**** Exercise material ****
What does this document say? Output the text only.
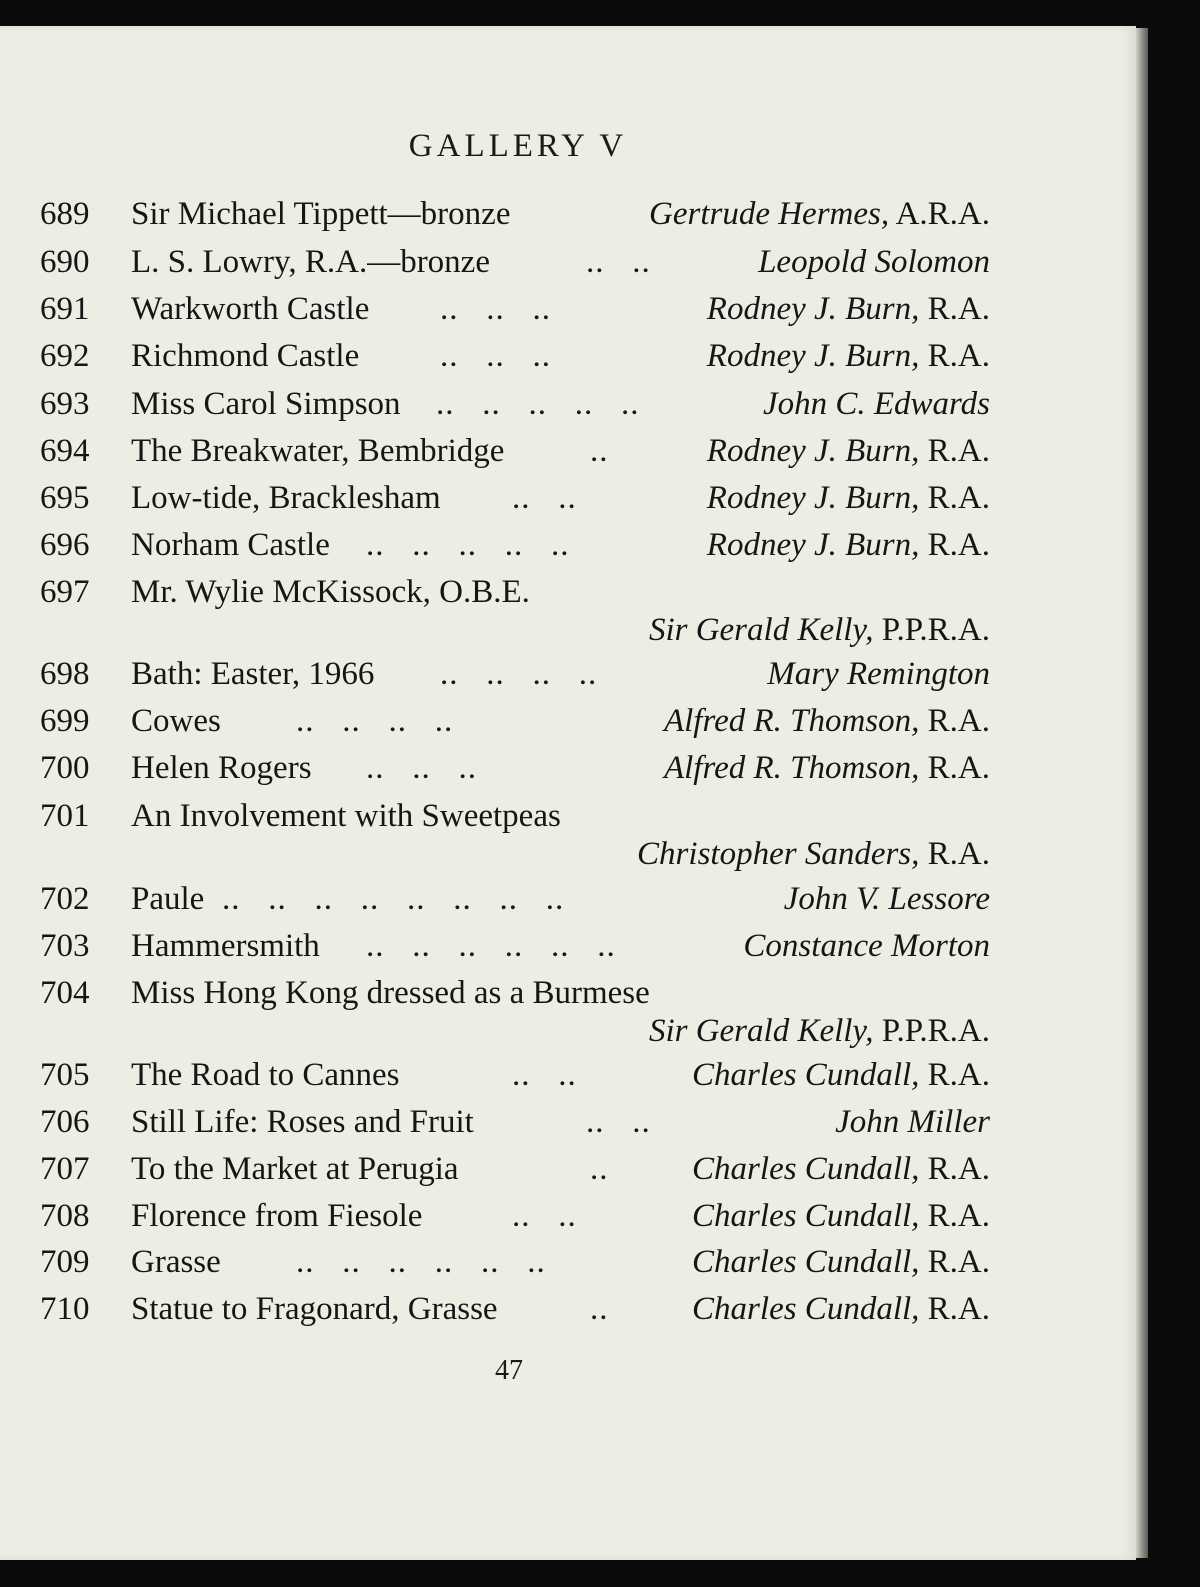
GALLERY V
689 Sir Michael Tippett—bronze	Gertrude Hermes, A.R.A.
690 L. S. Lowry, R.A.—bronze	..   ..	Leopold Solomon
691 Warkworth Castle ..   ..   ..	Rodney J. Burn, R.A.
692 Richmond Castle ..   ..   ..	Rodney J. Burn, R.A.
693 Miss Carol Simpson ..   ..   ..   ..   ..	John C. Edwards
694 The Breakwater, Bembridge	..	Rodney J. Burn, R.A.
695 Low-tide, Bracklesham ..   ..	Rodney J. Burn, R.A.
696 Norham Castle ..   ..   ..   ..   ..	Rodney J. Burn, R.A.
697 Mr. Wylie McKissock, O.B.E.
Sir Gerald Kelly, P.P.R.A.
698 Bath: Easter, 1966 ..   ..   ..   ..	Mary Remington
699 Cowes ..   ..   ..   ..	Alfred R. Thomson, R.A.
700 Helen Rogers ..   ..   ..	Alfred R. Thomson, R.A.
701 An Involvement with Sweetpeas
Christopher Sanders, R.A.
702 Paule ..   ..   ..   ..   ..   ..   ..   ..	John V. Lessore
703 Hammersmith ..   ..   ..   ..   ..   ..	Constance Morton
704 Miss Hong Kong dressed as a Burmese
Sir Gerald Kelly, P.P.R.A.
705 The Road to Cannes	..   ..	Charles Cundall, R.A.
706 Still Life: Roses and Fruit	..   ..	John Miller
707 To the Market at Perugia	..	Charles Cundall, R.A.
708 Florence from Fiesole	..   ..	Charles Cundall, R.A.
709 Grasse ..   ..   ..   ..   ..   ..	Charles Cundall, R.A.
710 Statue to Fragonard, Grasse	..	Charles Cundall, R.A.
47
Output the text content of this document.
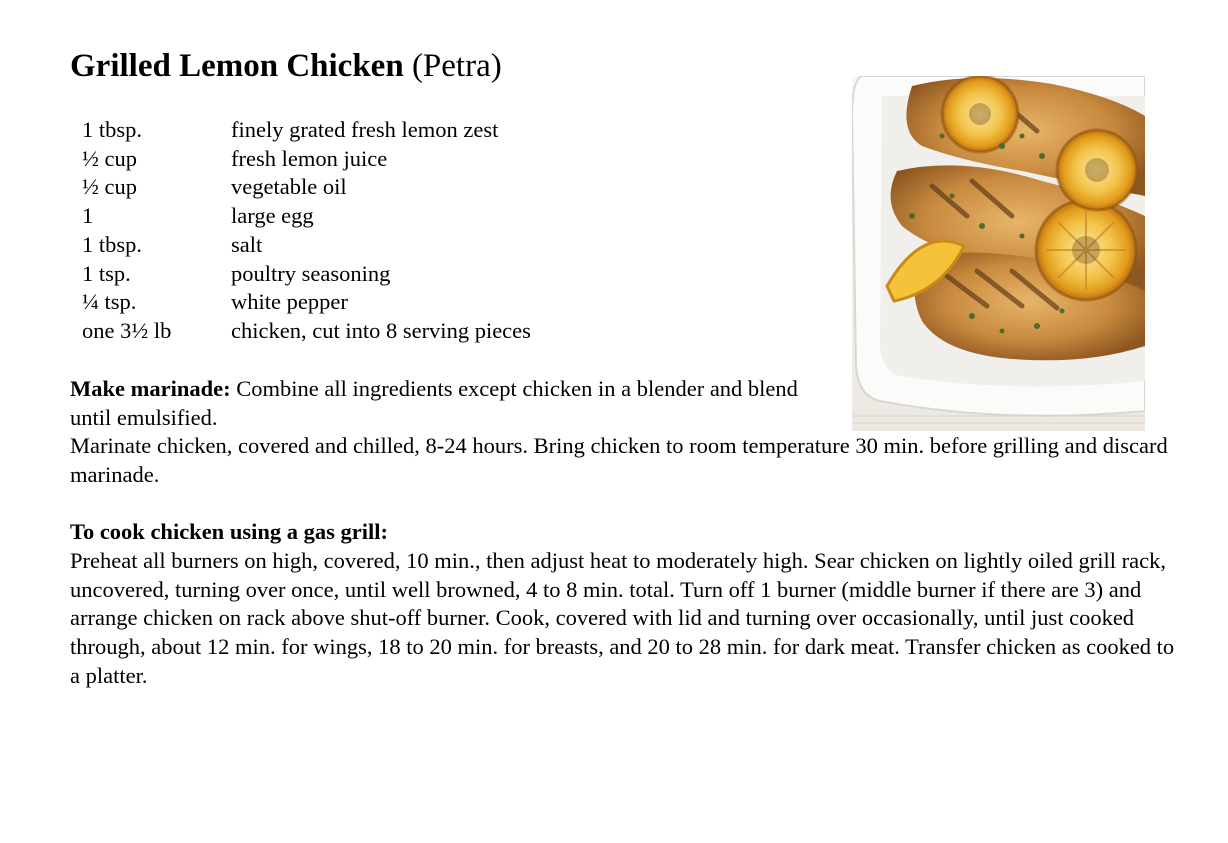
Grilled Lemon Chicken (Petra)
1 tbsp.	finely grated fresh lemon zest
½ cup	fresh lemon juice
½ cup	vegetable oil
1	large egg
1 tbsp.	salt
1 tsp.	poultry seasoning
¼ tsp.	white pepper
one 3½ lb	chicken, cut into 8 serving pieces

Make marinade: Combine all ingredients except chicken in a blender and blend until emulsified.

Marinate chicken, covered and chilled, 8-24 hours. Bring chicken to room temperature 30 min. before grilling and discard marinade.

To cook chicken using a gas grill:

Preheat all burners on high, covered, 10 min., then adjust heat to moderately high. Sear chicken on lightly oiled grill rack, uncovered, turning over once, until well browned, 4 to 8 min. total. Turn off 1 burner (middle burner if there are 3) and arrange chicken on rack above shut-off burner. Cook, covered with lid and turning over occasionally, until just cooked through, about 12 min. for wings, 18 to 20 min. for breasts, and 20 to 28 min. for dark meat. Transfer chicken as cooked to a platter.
****
Objective: Write out the lines of the material from the one containing "Output the text content of this document." through the last, exactly and only those. Leave every picture out.

Response to the task:
Output the text content of this document.
Grilled Lemon Chicken (Petra)
1 tbsp.	finely grated fresh lemon zest
½ cup	fresh lemon juice
½ cup	vegetable oil
1	large egg
1 tbsp.	salt
1 tsp.	poultry seasoning
¼ tsp.	white pepper
one 3½ lb	chicken, cut into 8 serving pieces

Make marinade: Combine all ingredients except chicken in a blender and blend until emulsified.

Marinate chicken, covered and chilled, 8-24 hours. Bring chicken to room temperature 30 min. before grilling and discard marinade.

To cook chicken using a gas grill:

Preheat all burners on high, covered, 10 min., then adjust heat to moderately high. Sear chicken on lightly oiled grill rack, uncovered, turning over once, until well browned, 4 to 8 min. total. Turn off 1 burner (middle burner if there are 3) and arrange chicken on rack above shut-off burner. Cook, covered with lid and turning over occasionally, until just cooked through, about 12 min. for wings, 18 to 20 min. for breasts, and 20 to 28 min. for dark meat. Transfer chicken as cooked to a platter.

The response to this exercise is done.